## Given instruction
Look through the data and write out every line with the word "title" in it.

## Provided records
···
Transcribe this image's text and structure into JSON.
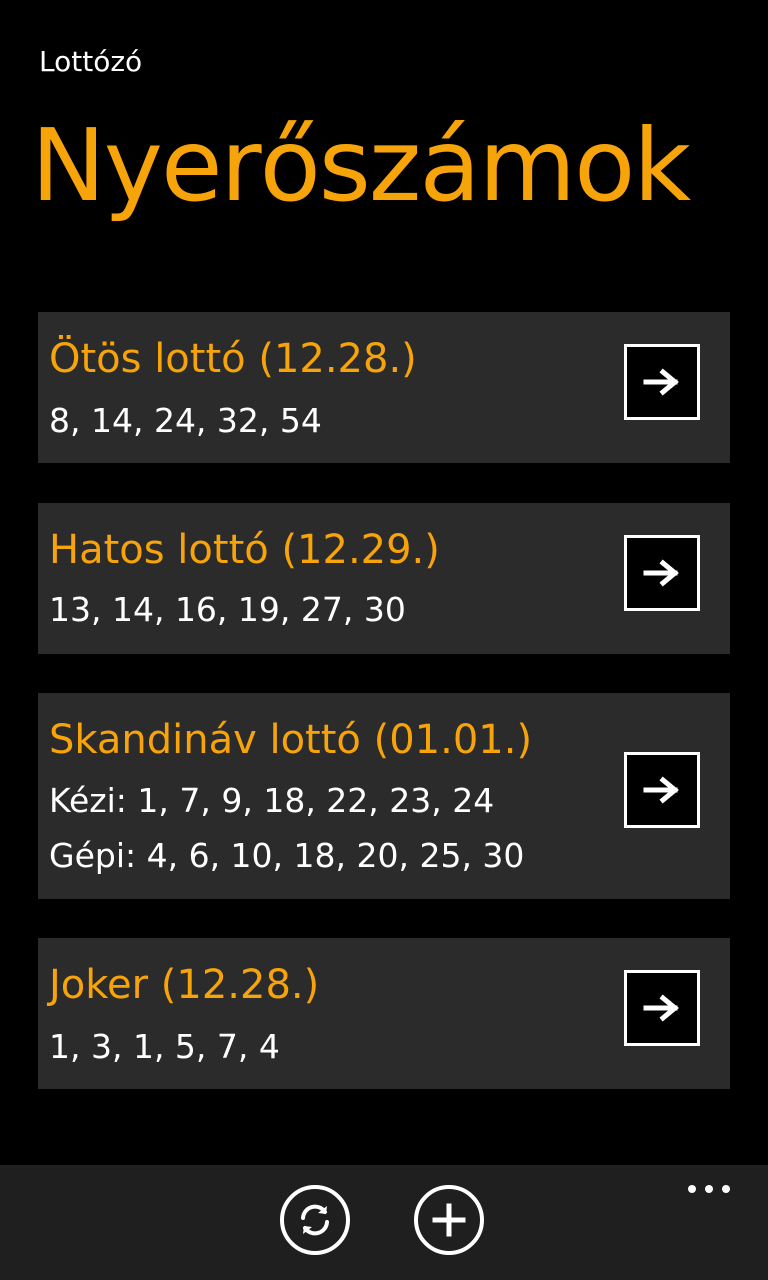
{
  "app": {
    "title": "Lottózó"
  },
  "page": {
    "title": "Nyerőszámok"
  },
  "cards": [
    {
      "title": "Ötös lottó (12.28.)",
      "lines": [
        "8, 14, 24, 32, 54"
      ]
    },
    {
      "title": "Hatos lottó (12.29.)",
      "lines": [
        "13, 14, 16, 19, 27, 30"
      ]
    },
    {
      "title": "Skandináv lottó (01.01.)",
      "lines": [
        "Kézi: 1, 7, 9, 18, 22, 23, 24",
        "Gépi: 4, 6, 10, 18, 20, 25, 30"
      ]
    },
    {
      "title": "Joker (12.28.)",
      "lines": [
        "1, 3, 1, 5, 7, 4"
      ]
    }
  ],
  "icons": {
    "card_action": "arrow-right-icon",
    "refresh": "refresh-icon",
    "add": "add-icon",
    "more": "more-dots-icon"
  },
  "colors": {
    "accent": "#f7a30a",
    "background": "#000000",
    "card": "#2b2b2b",
    "appbar": "#1f1f1f",
    "text": "#ffffff"
  }
}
···
## The output
    "title": "Lottózó"
    "title": "Nyerőszámok"
      "title": "Ötös lottó (12.28.)",
      "title": "Hatos lottó (12.29.)",
      "title": "Skandináv lottó (01.01.)",
      "title": "Joker (12.28.)",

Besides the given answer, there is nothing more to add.